## [GIVEN TASK]
Reproduce every entry below precisely. Pictures are excluded from the copy.
==== MATERIAL PROVIDED
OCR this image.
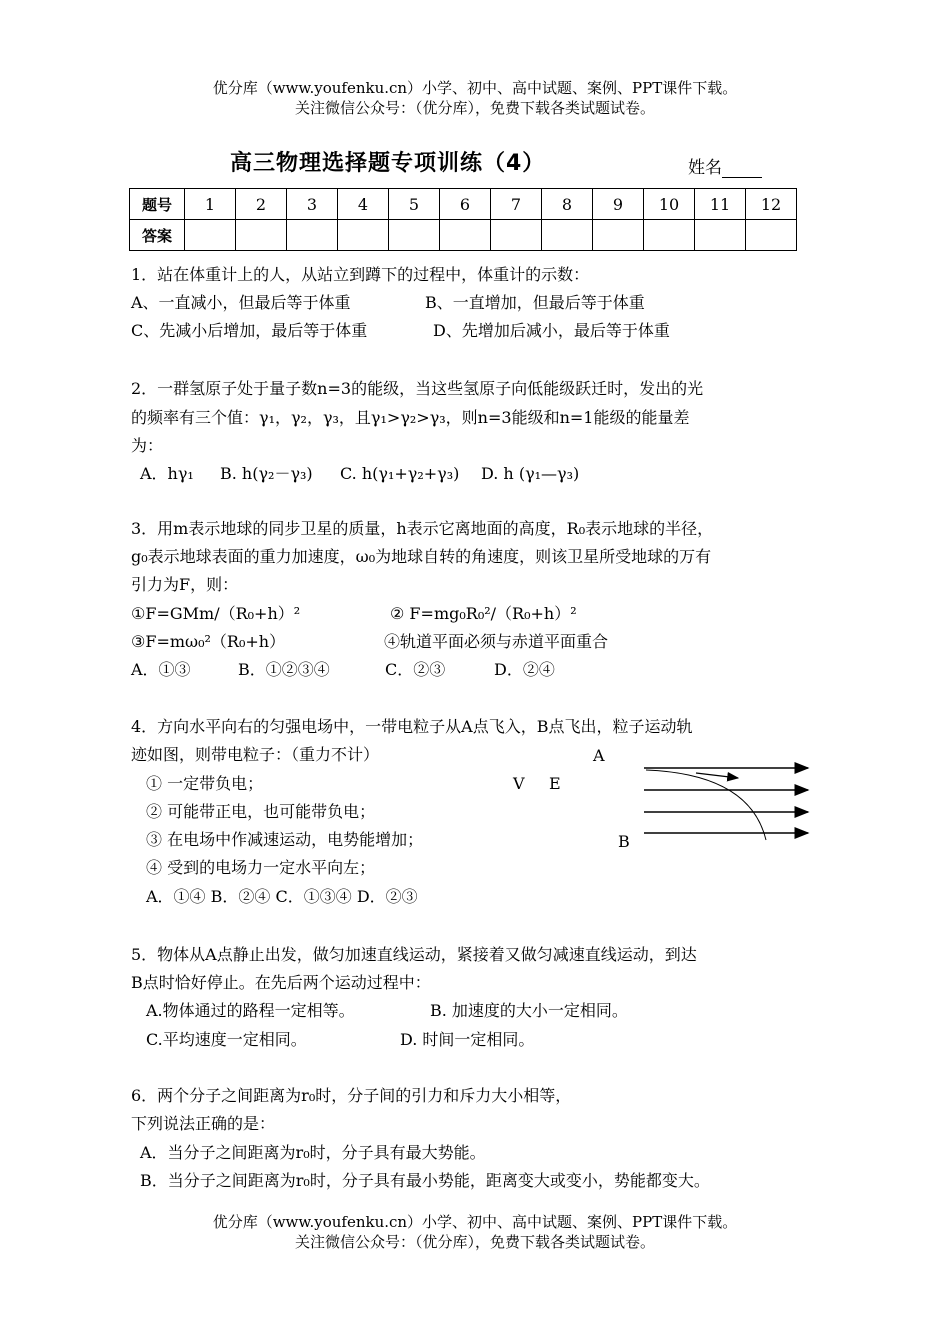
优分库（www.youfenku.cn）小学、初中、高中试题、案例、PPT课件下载。
关注微信公众号：（优分库），免费下载各类试题试卷。
高三物理选择题专项训练（4）	姓名
题号	1	2	3	4	5	6	7	8	9	10	11	12
答案												
1．站在体重计上的人，从站立到蹲下的过程中，体重计的示数：
A、一直减小，但最后等于体重	B、一直增加，但最后等于体重
C、先减小后增加，最后等于体重	D、先增加后减小，最后等于体重
2．一群氢原子处于量子数n=3的能级，当这些氢原子向低能级跃迁时，发出的光
的频率有三个值：γ₁，γ₂，γ₃，且γ₁>γ₂>γ₃，则n=3能级和n=1能级的能量差
为：
A．hγ₁ B. h(γ₂－γ₃) C. h(γ₁+γ₂+γ₃) D. h (γ₁—γ₃)
3．用m表示地球的同步卫星的质量，h表示它离地面的高度，R₀表示地球的半径，
g₀表示地球表面的重力加速度，ω₀为地球自转的角速度，则该卫星所受地球的万有
引力为F，则：
①F=GMm/（R₀+h）²	② F=mg₀R₀²/（R₀+h）²
③F=mω₀²（R₀+h）	④轨道平面必须与赤道平面重合
A．①③	B．①②③④	C．②③	D．②④
4．方向水平向右的匀强电场中，一带电粒子从A点飞入，B点飞出，粒子运动轨
迹如图，则带电粒子：（重力不计）
① 一定带负电；
② 可能带正电，也可能带负电；
③ 在电场中作减速运动，电势能增加；
④ 受到的电场力一定水平向左；
A．①④ B．②④ C．①③④ D．②③
A
V E
B
5．物体从A点静止出发，做匀加速直线运动，紧接着又做匀减速直线运动，到达
B点时恰好停止。在先后两个运动过程中：
A.物体通过的路程一定相等。	B. 加速度的大小一定相同。
C.平均速度一定相同。	D. 时间一定相同。
6．两个分子之间距离为r₀时，分子间的引力和斥力大小相等，
下列说法正确的是：
A．当分子之间距离为r₀时，分子具有最大势能。
B．当分子之间距离为r₀时，分子具有最小势能，距离变大或变小，势能都变大。
优分库（www.youfenku.cn）小学、初中、高中试题、案例、PPT课件下载。
关注微信公众号：（优分库），免费下载各类试题试卷。
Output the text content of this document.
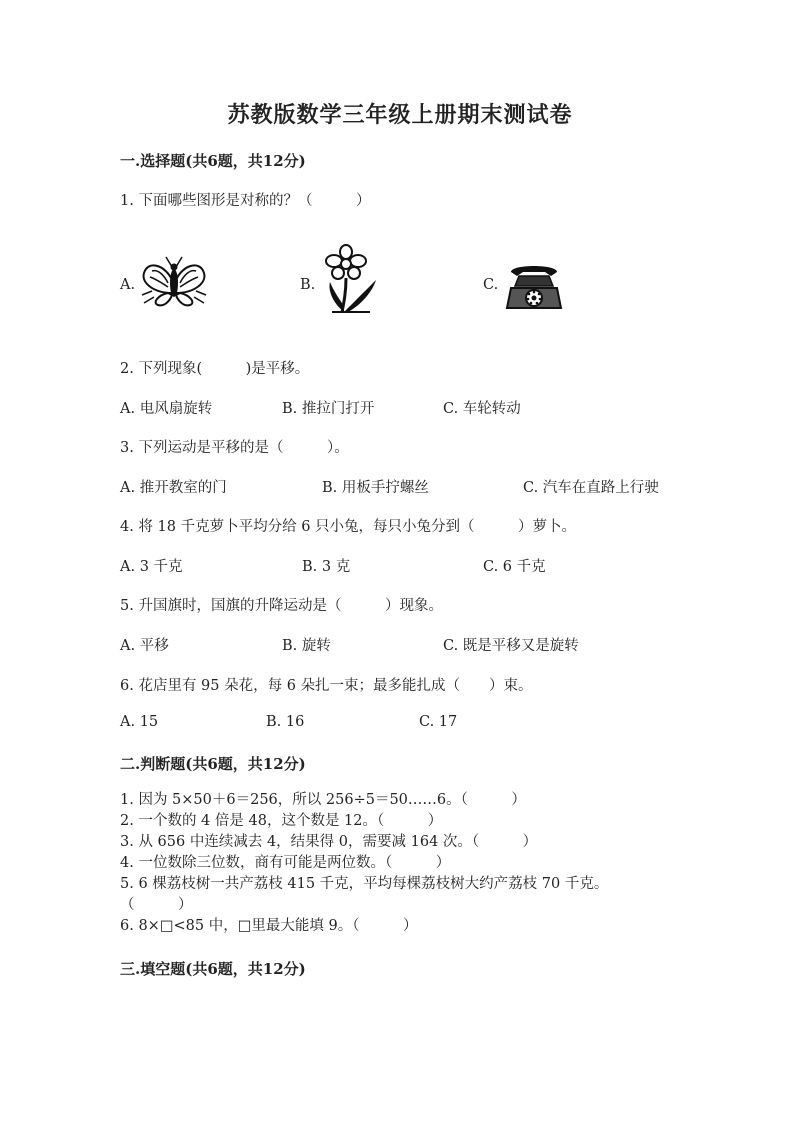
苏教版数学三年级上册期末测试卷
一.选择题(共6题，共12分)
1. 下面哪些图形是对称的？（　　　）
A.	B.	C.
2. 下列现象(　　　)是平移。
A. 电风扇旋转	B. 推拉门打开	C. 车轮转动
3. 下列运动是平移的是（　　　）。
A. 推开教室的门	B. 用板手拧螺丝	C. 汽车在直路上行驶
4. 将 18 千克萝卜平均分给 6 只小兔，每只小兔分到（　　　）萝卜。
A. 3 千克	B. 3 克	C. 6 千克
5. 升国旗时，国旗的升降运动是（　　　）现象。
A. 平移	B. 旋转	C. 既是平移又是旋转
6. 花店里有 95 朵花，每 6 朵扎一束；最多能扎成（　　）束。
A. 15	B. 16	C. 17
二.判断题(共6题，共12分)
1. 因为 5×50＋6＝256，所以 256÷5＝50……6。（　　　）
2. 一个数的 4 倍是 48，这个数是 12。（　　　）
3. 从 656 中连续减去 4，结果得 0，需要减 164 次。（　　　）
4. 一位数除三位数，商有可能是两位数。（　　　）
5. 6 棵荔枝树一共产荔枝 415 千克，平均每棵荔枝树大约产荔枝 70 千克。
（　　　）
6. 8×□<85 中，□里最大能填 9。（　　　）
三.填空题(共6题，共12分)
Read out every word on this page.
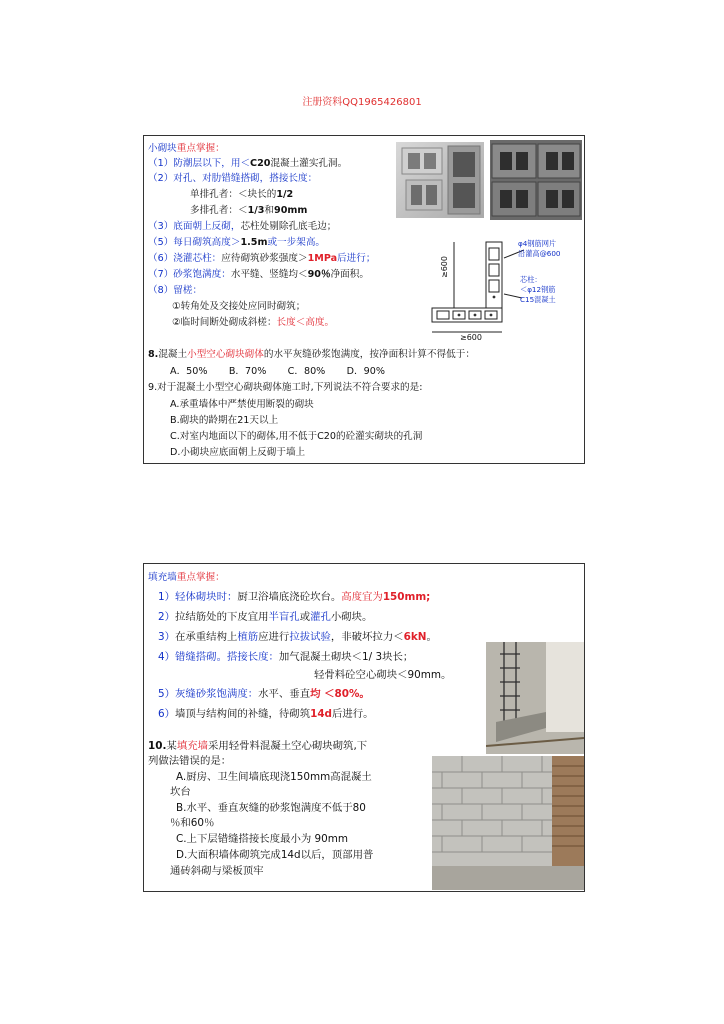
注册资料QQ1965426801
小砌块重点掌握：
（1）防潮层以下，用＜C20混凝土灌实孔洞。
（2）对孔、对肋错缝搭砌，搭接长度：
单排孔者：＜块长的1/2
多排孔者：＜1/3和90mm
（3）底面朝上反砌，芯柱处剔除孔底毛边；
（5）每日砌筑高度＞1.5m或一步架高。
（6）浇灌芯柱：应待砌筑砂浆强度＞1MPa后进行；
（7）砂浆饱满度：水平缝、竖缝均＜90％净面积。
（8）留槎：
①转角处及交接处应同时砌筑；
②临时间断处砌成斜槎：长度＜高度。
8.混凝土小型空心砌块砌体的水平灰缝砂浆饱满度，按净面积计算不得低于：
A．50%       B．70%       C．80%       D．90%
9.对于混凝土小型空心砌块砌体施工时,下列说法不符合要求的是:
A.承重墙体中严禁使用断裂的砌块
B.砌块的龄期在21天以上
C.对室内地面以下的砌体,用不低于C20的砼灌实砌块的孔洞
D.小砌块应底面朝上反砌于墙上
≥600
≥600
φ4钢筋网片
沿灌高@600
芯柱：
＜φ12钢筋
C15混凝土
填充墙重点掌握：
1）轻体砌块时：厨卫浴墙底浇砼坎台。高度宜为150mm;
2）拉结筋处的下皮宜用半盲孔或灌孔小砌块。
3）在承重结构上植筋应进行拉拔试验，非破坏拉力＜6kN。
4）错缝搭砌。搭接长度：加气混凝土砌块＜1/ 3块长；
轻骨料砼空心砌块＜90mm。
5）灰缝砂浆饱满度：水平、垂直均 ＜80%。
6）墙顶与结构间的补缝，待砌筑14d后进行。
10.某填充墙采用轻骨料混凝土空心砌块砌筑,下
列做法错误的是：
A.厨房、卫生间墙底现浇150mm高混凝土
坎台
B.水平、垂直灰缝的砂浆饱满度不低于80
％和60％
C.上下层错缝搭接长度最小为 90mm
D.大面积墙体砌筑完成14d以后，顶部用普
通砖斜砌与梁板顶牢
========
## [COMPLETE ANSWER]
OCR this image.
优分库（www.youfenku.cn）小学、初中、高中试题、案例、PPT课件下载。
关注微信公众号：（优分库），免费下载各类试题试卷。
高三物理选择题专项训练（4）	姓名
题号	1	2	3	4	5	6	7	8	9	10	11	12
答案												
1．站在体重计上的人，从站立到蹲下的过程中，体重计的示数：
A、一直减小，但最后等于体重	B、一直增加，但最后等于体重
C、先减小后增加，最后等于体重	D、先增加后减小，最后等于体重
2．一群氢原子处于量子数n=3的能级，当这些氢原子向低能级跃迁时，发出的光
的频率有三个值：γ₁，γ₂，γ₃，且γ₁>γ₂>γ₃，则n=3能级和n=1能级的能量差
为：
A．hγ₁ B. h(γ₂－γ₃) C. h(γ₁+γ₂+γ₃) D. h (γ₁—γ₃)
3．用m表示地球的同步卫星的质量，h表示它离地面的高度，R₀表示地球的半径，
g₀表示地球表面的重力加速度，ω₀为地球自转的角速度，则该卫星所受地球的万有
引力为F，则：
①F=GMm/（R₀+h）²	② F=mg₀R₀²/（R₀+h）²
③F=mω₀²（R₀+h）	④轨道平面必须与赤道平面重合
A．①③	B．①②③④	C．②③	D．②④
4．方向水平向右的匀强电场中，一带电粒子从A点飞入，B点飞出，粒子运动轨
迹如图，则带电粒子：（重力不计）
① 一定带负电；
② 可能带正电，也可能带负电；
③ 在电场中作减速运动，电势能增加；
④ 受到的电场力一定水平向左；
A．①④ B．②④ C．①③④ D．②③
A
V E
B
5．物体从A点静止出发，做匀加速直线运动，紧接着又做匀减速直线运动，到达
B点时恰好停止。在先后两个运动过程中：
A.物体通过的路程一定相等。	B. 加速度的大小一定相同。
C.平均速度一定相同。	D. 时间一定相同。
6．两个分子之间距离为r₀时，分子间的引力和斥力大小相等，
下列说法正确的是：
A．当分子之间距离为r₀时，分子具有最大势能。
B．当分子之间距离为r₀时，分子具有最小势能，距离变大或变小，势能都变大。
优分库（www.youfenku.cn）小学、初中、高中试题、案例、PPT课件下载。
关注微信公众号：（优分库），免费下载各类试题试卷。
Output the text content of this document.
苏教版数学三年级上册期末测试卷
一.选择题(共6题，共12分)
1. 下面哪些图形是对称的？（　　　）
A.	B.	C.
2. 下列现象(　　　)是平移。
A. 电风扇旋转	B. 推拉门打开	C. 车轮转动
3. 下列运动是平移的是（　　　）。
A. 推开教室的门	B. 用板手拧螺丝	C. 汽车在直路上行驶
4. 将 18 千克萝卜平均分给 6 只小兔，每只小兔分到（　　　）萝卜。
A. 3 千克	B. 3 克	C. 6 千克
5. 升国旗时，国旗的升降运动是（　　　）现象。
A. 平移	B. 旋转	C. 既是平移又是旋转
6. 花店里有 95 朵花，每 6 朵扎一束；最多能扎成（　　）束。
A. 15	B. 16	C. 17
二.判断题(共6题，共12分)
1. 因为 5×50＋6＝256，所以 256÷5＝50……6。（　　　）
2. 一个数的 4 倍是 48，这个数是 12。（　　　）
3. 从 656 中连续减去 4，结果得 0，需要减 164 次。（　　　）
4. 一位数除三位数，商有可能是两位数。（　　　）
5. 6 棵荔枝树一共产荔枝 415 千克，平均每棵荔枝树大约产荔枝 70 千克。
（　　　）
6. 8×□<85 中，□里最大能填 9。（　　　）
三.填空题(共6题，共12分)
Read out every word on this page.
注册资料QQ1965426801
小砌块重点掌握：
（1）防潮层以下，用＜C20混凝土灌实孔洞。
（2）对孔、对肋错缝搭砌，搭接长度：
单排孔者：＜块长的1/2
多排孔者：＜1/3和90mm
（3）底面朝上反砌，芯柱处剔除孔底毛边；
（5）每日砌筑高度＞1.5m或一步架高。
（6）浇灌芯柱：应待砌筑砂浆强度＞1MPa后进行；
（7）砂浆饱满度：水平缝、竖缝均＜90％净面积。
（8）留槎：
①转角处及交接处应同时砌筑；
②临时间断处砌成斜槎：长度＜高度。
8.混凝土小型空心砌块砌体的水平灰缝砂浆饱满度，按净面积计算不得低于：
A．50%       B．70%       C．80%       D．90%
9.对于混凝土小型空心砌块砌体施工时,下列说法不符合要求的是:
A.承重墙体中严禁使用断裂的砌块
B.砌块的龄期在21天以上
C.对室内地面以下的砌体,用不低于C20的砼灌实砌块的孔洞
D.小砌块应底面朝上反砌于墙上
≥600
≥600
φ4钢筋网片
沿灌高@600
芯柱：
＜φ12钢筋
C15混凝土
填充墙重点掌握：
1）轻体砌块时：厨卫浴墙底浇砼坎台。高度宜为150mm;
2）拉结筋处的下皮宜用半盲孔或灌孔小砌块。
3）在承重结构上植筋应进行拉拔试验，非破坏拉力＜6kN。
4）错缝搭砌。搭接长度：加气混凝土砌块＜1/ 3块长；
轻骨料砼空心砌块＜90mm。
5）灰缝砂浆饱满度：水平、垂直均 ＜80%。
6）墙顶与结构间的补缝，待砌筑14d后进行。
10.某填充墙采用轻骨料混凝土空心砌块砌筑,下
列做法错误的是：
A.厨房、卫生间墙底现浇150mm高混凝土
坎台
B.水平、垂直灰缝的砂浆饱满度不低于80
％和60％
C.上下层错缝搭接长度最小为 90mm
D.大面积墙体砌筑完成14d以后，顶部用普
通砖斜砌与梁板顶牢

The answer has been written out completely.